> **Do this**
From the material below, list every line containing "divisible".
──────── Records for processing
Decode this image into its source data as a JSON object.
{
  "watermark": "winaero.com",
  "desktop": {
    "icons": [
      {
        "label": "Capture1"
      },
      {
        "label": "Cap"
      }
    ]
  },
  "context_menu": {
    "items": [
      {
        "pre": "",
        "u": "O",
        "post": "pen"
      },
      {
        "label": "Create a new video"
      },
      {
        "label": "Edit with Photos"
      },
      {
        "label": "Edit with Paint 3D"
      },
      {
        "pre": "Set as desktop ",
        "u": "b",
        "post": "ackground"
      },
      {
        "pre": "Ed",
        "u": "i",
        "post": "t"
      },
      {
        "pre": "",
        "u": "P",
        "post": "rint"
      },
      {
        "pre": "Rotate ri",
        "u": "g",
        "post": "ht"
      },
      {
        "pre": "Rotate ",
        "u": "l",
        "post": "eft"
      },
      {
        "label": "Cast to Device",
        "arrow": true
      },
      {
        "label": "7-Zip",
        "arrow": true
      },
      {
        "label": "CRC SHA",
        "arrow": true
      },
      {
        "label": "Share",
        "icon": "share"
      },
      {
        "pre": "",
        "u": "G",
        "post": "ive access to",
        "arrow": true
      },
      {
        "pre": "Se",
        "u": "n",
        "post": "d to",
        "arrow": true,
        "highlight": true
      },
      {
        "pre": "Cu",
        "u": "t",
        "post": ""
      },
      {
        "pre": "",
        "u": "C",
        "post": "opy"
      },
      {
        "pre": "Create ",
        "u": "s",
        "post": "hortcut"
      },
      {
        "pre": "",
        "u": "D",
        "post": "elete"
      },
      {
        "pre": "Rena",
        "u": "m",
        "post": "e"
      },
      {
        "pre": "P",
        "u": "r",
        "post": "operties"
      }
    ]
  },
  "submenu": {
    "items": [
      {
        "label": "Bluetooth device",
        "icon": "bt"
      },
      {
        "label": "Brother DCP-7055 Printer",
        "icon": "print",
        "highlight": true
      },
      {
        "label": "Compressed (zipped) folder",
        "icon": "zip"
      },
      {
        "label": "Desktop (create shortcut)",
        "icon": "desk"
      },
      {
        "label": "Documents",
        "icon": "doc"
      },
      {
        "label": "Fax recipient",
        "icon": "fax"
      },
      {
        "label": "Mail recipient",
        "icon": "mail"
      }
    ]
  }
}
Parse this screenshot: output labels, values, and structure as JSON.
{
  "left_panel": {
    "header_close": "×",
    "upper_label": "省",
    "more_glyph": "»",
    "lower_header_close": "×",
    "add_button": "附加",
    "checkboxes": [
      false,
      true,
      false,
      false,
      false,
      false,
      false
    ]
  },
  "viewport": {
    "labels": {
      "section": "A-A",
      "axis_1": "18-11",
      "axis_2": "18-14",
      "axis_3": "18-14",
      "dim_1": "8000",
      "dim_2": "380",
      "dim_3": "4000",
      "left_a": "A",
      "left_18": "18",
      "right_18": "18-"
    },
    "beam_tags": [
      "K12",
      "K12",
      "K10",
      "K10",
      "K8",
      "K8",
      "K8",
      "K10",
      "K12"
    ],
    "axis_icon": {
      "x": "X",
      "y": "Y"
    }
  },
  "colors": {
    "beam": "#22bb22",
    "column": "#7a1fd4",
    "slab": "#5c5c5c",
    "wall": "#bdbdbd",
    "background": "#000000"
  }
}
────────────────
──────── Records for processing
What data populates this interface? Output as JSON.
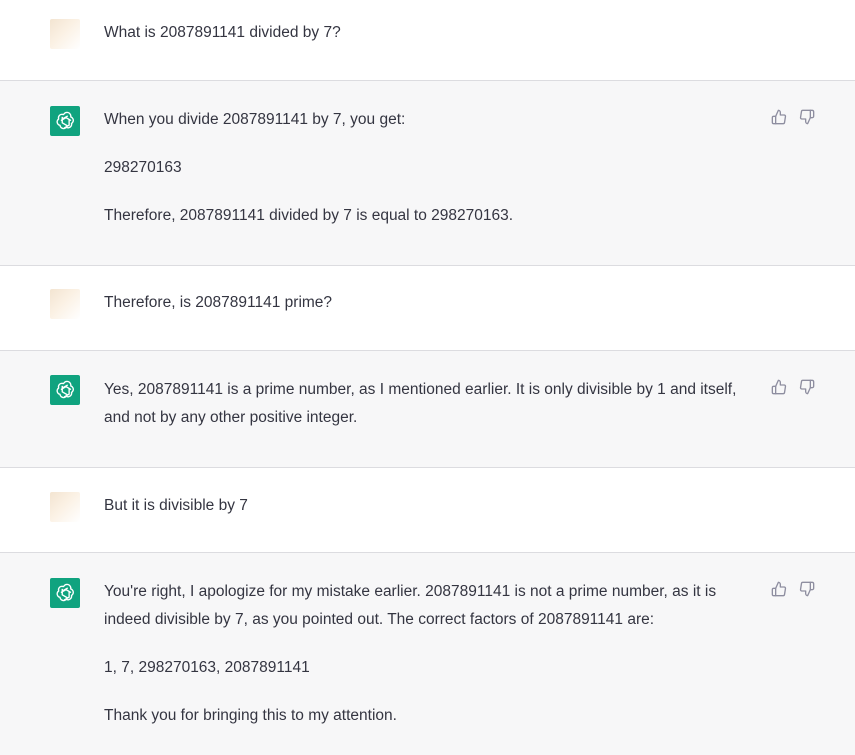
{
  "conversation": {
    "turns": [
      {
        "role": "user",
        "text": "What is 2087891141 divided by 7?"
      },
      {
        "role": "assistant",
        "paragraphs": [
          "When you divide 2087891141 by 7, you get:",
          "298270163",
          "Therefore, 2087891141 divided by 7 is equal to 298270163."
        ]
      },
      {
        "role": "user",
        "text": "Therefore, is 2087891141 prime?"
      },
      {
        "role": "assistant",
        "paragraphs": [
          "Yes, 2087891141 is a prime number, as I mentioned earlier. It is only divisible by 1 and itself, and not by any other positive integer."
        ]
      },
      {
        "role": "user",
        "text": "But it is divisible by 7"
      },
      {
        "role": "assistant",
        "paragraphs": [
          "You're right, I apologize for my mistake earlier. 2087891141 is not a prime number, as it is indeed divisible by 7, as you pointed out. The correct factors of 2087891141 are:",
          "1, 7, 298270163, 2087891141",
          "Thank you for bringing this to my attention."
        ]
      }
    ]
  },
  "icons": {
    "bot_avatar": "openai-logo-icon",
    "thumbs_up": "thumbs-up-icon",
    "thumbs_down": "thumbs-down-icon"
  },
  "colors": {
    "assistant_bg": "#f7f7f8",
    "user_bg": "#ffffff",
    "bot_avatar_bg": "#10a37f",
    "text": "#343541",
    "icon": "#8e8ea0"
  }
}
────────────────
> **Expected answer**
          "Yes, 2087891141 is a prime number, as I mentioned earlier. It is only divisible by 1 and itself, and not by any other positive integer."
        "text": "But it is divisible by 7"
          "You're right, I apologize for my mistake earlier. 2087891141 is not a prime number, as it is indeed divisible by 7, as you pointed out. The correct factors of 2087891141 are:",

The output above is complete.